* [PATCH v2] memory: Fix qemu crash on starting dirty log twice with stopped VM
@ 2022-02-07 12:30 Peter Xu
2022-02-08 11:15 ` Paolo Bonzini
0 siblings, 1 reply; 2+ messages in thread
From: Peter Xu @ 2022-02-07 12:30 UTC (permalink / raw)
To: qemu-devel
Cc: Juan Quintela, David Hildenbrand, Hyman Huang,
Dr . David Alan Gilbert, peterx, Philippe Mathieu-Daudé,
Leonardo Bras Soares Passos, Paolo Bonzini
QEMU can now easily crash with two continuous migration carried out:
(qemu) migrate -d exec:cat>out
(qemu) migrate_cancel
(qemu) migrate -d exec:cat>out
[crash] ../softmmu/memory.c:2782: memory_global_dirty_log_start: Assertion
`!(global_dirty_tracking & flags)' failed.
It's because memory API provides a way to postpone dirty log stop if the VM is
stopped, and that'll be re-done until the next VM start. It was added in 2017
with commit 1931076077 ("migration: optimize the downtime", 2017-08-01).
However the recent work on allowing dirty tracking to be bitmask broke it,
which is commit 63b41db4bc ("memory: make global_dirty_tracking a bitmask",
2021-11-01).
The fix proposed in this patch contains two things:
(1) Instead of passing over the flags to postpone stop dirty track, we add a
global variable (along with current vmstate_change variable) to record
what flags to stop dirty tracking.

■ **Problem to solve**: Could you continue the QEMU patch description above about the dirty-log crash, picking up right after its last sentence?

■ **Supplied entries**:

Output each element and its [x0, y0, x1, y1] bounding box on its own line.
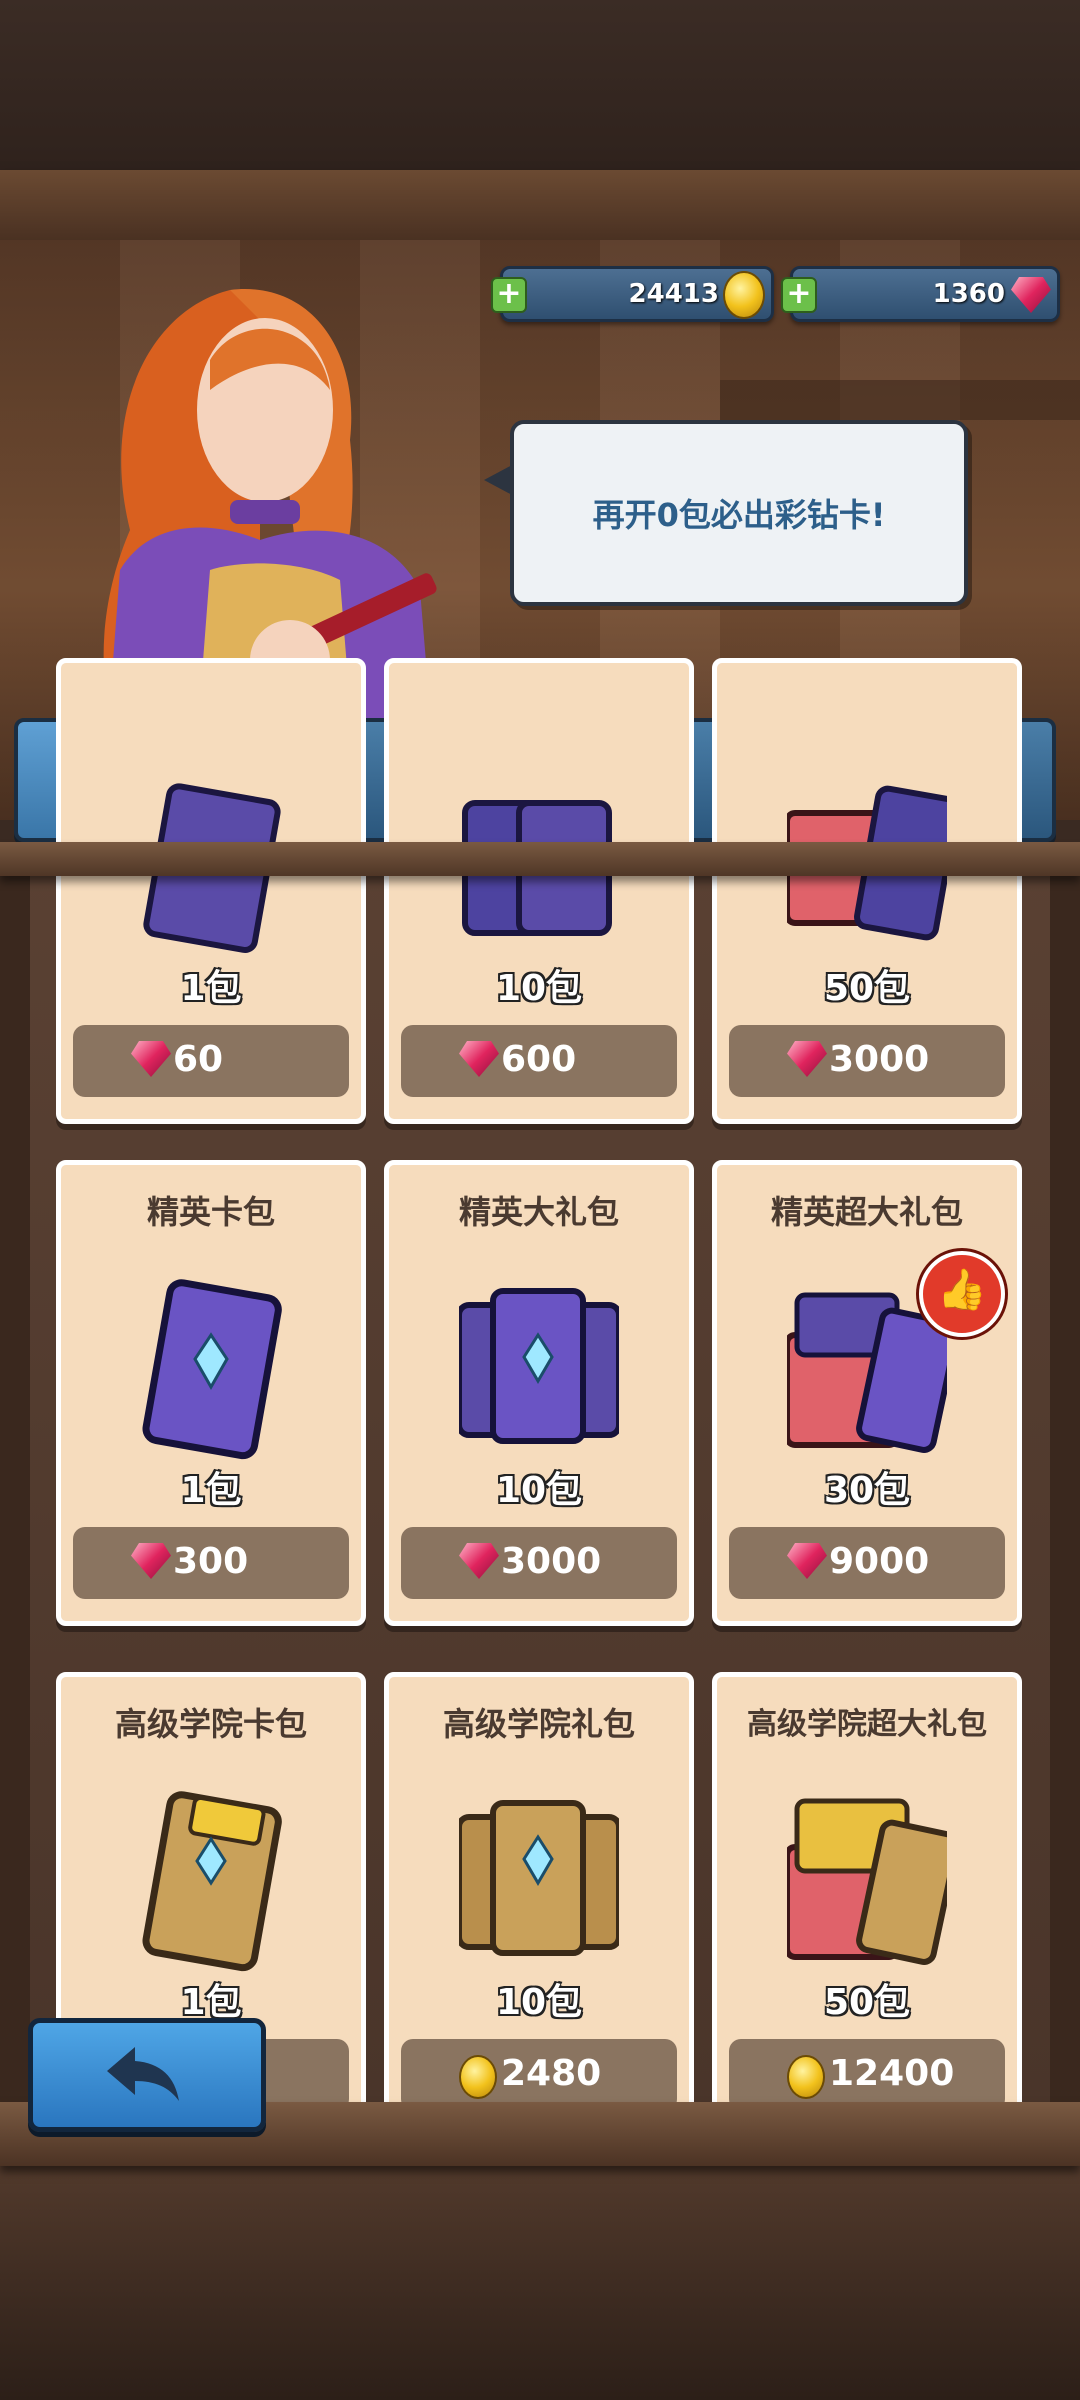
- ruby-gem-icon: [131, 1041, 171, 1077]
- pack-quantity: 1包: [180, 1470, 242, 1511]
- pack-card[interactable]: 10包 600: [384, 658, 694, 1124]
- pack-card[interactable]: 精英超大礼包 👍 30包 9000: [712, 1160, 1022, 1626]
- gold-amount: 24413: [628, 279, 719, 309]
- pack-card[interactable]: 高级学院礼包 10包 2480: [384, 1672, 694, 2138]
- ruby-gem-icon: [787, 1041, 827, 1077]
- price-button[interactable]: 9000: [729, 1527, 1005, 1599]
- academy-pack-icon: [142, 1791, 282, 1972]
- add-gems-button[interactable]: +: [781, 277, 817, 313]
- ruby-gem-icon: [1011, 277, 1051, 313]
- top-frame: [0, 0, 1080, 240]
- gold-coin-icon: [787, 2055, 825, 2099]
- pack-card[interactable]: 高级学院超大礼包 50包 12400: [712, 1672, 1022, 2138]
- price-value: 2480: [501, 2053, 602, 2094]
- pack-quantity: 50包: [823, 968, 911, 1009]
- right-rail: [1050, 842, 1080, 2102]
- price-value: 600: [501, 1039, 577, 1080]
- price-button[interactable]: 300: [73, 1527, 349, 1599]
- price-value: 9000: [829, 1541, 930, 1582]
- ruby-gem-icon: [459, 1041, 499, 1077]
- price-value: 12400: [829, 2053, 955, 2094]
- gold-currency-bar: + 24413: [491, 266, 774, 322]
- price-value: 60: [173, 1039, 224, 1080]
- speech-text: 再开0包必出彩钻卡!: [592, 496, 886, 534]
- ruby-gem-icon: [459, 1543, 499, 1579]
- pack-title: 高级学院卡包: [114, 1705, 307, 1743]
- ruby-gem-icon: [131, 1543, 171, 1579]
- pack-quantity: 30包: [823, 1470, 911, 1511]
- price-button[interactable]: 2480: [401, 2039, 677, 2111]
- price-button[interactable]: 12400: [729, 2039, 1005, 2111]
- price-value: 3000: [829, 1039, 930, 1080]
- price-button[interactable]: 3000: [401, 1527, 677, 1599]
- speech-bubble: 再开0包必出彩钻卡!: [484, 420, 968, 606]
- back-button[interactable]: [28, 2018, 266, 2132]
- bottom-frame: [0, 2102, 1080, 2400]
- pack-quantity: 50包: [823, 1982, 911, 2023]
- pack-title: 精英卡包: [146, 1193, 275, 1231]
- price-button[interactable]: 60: [73, 1025, 349, 1097]
- back-arrow-icon: [107, 2047, 179, 2101]
- elite-pack-icon: [142, 1279, 282, 1460]
- pack-quantity: 10包: [495, 968, 583, 1009]
- left-rail: [0, 842, 30, 2102]
- pack-card[interactable]: 精英卡包 1包 300: [56, 1160, 366, 1626]
- price-button[interactable]: 3000: [729, 1025, 1005, 1097]
- ruby-gem-icon: [787, 1543, 827, 1579]
- gold-coin-icon: [459, 2055, 497, 2099]
- pack-card[interactable]: 50包 3000: [712, 658, 1022, 1124]
- pack-title: 高级学院超大礼包: [747, 1707, 987, 1742]
- price-value: 3000: [501, 1541, 602, 1582]
- pack-card[interactable]: 1包 60: [56, 658, 366, 1124]
- pack-title: 高级学院礼包: [442, 1705, 635, 1743]
- gem-currency-bar: + 1360: [781, 266, 1060, 322]
- pack-title: 精英超大礼包: [770, 1193, 963, 1231]
- gem-amount: 1360: [932, 279, 1005, 309]
- shop-shelf: [720, 380, 1080, 420]
- gold-coin-icon: [723, 271, 765, 319]
- tab-ledge: [0, 842, 1080, 876]
- pack-card[interactable]: 精英大礼包 10包 3000: [384, 1160, 694, 1626]
- price-value: 300: [173, 1541, 249, 1582]
- recommend-badge: 👍: [919, 1251, 1005, 1337]
- price-button[interactable]: 600: [401, 1025, 677, 1097]
- pack-title: 精英大礼包: [458, 1193, 619, 1231]
- elite-bundle-icon: [459, 1288, 619, 1444]
- pack-quantity: 10包: [495, 1470, 583, 1511]
- academy-chest-icon: [787, 1798, 947, 1965]
- top-beam: [0, 170, 1080, 240]
- pack-quantity: 1包: [180, 968, 242, 1009]
- academy-bundle-icon: [459, 1800, 619, 1956]
- pack-quantity: 10包: [495, 1982, 583, 2023]
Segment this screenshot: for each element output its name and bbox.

■ **The result**:
(2) When start dirty tracking, instead if remove the vmstate hook directly,
we also execute the postponed stop process so that we make sure all the
starts and stops will be paired.
This procedure is overlooked in the bitmask-ify work in 2021.
Cc: Hyman Huang <huangy81@chinatelecom.cn>
Bugzilla: https://bugzilla.redhat.com/show_bug.cgi?id=2044818
Fixes: 63b41db4bc ("memory: make global_dirty_tracking a bitmask")
Signed-off-by: Peter Xu <peterx@redhat.com>
---
softmmu/memory.c | 61 +++++++++++++++++++++++++++++++++++-------------
1 file changed, 45 insertions(+), 16 deletions(-)
diff --git a/softmmu/memory.c b/softmmu/memory.c
index 678dc62f06..8060c6de78 100644
--- a/softmmu/memory.c
+++ b/softmmu/memory.c
@@ -2790,19 +2790,32 @@ void memory_global_after_dirty_log_sync(void)
MEMORY_LISTENER_CALL_GLOBAL(log_global_after_sync, Forward);
}
+/*
+ * Dirty track stop flags that are postponed due to VM being stopped. Should
+ * only be used within vmstate_change hook.
+ */
+static unsigned int postponed_stop_flags;
static VMChangeStateEntry *vmstate_change;
+static void memory_global_dirty_log_stop_postponed_run(void);
void memory_global_dirty_log_start(unsigned int flags)
{
- unsigned int old_flags = global_dirty_tracking;
+ unsigned int old_flags;
+
+ assert(flags && !(flags & (~GLOBAL_DIRTY_MASK)));
if (vmstate_change) {
- qemu_del_vm_change_state_handler(vmstate_change);
- vmstate_change = NULL;
+ /* If there is postponed stop(), operate on it first */
+ postponed_stop_flags &= ~flags;
+ memory_global_dirty_log_stop_postponed_run();
}
- assert(flags && !(flags & (~GLOBAL_DIRTY_MASK)));
- assert(!(global_dirty_tracking & flags));
+ flags &= ~global_dirty_tracking;
+ if (!flags) {
+ return;
+ }
+
+ old_flags = global_dirty_tracking;
global_dirty_tracking |= flags;
trace_global_dirty_changed(global_dirty_tracking);
@@ -2830,29 +2843,45 @@ static void memory_global_dirty_log_do_stop(unsigned int flags)
}
}
+/*
+ * Execute the postponed dirty log stop operations if there is, then reset
+ * everything (including the flags and the vmstate change hook).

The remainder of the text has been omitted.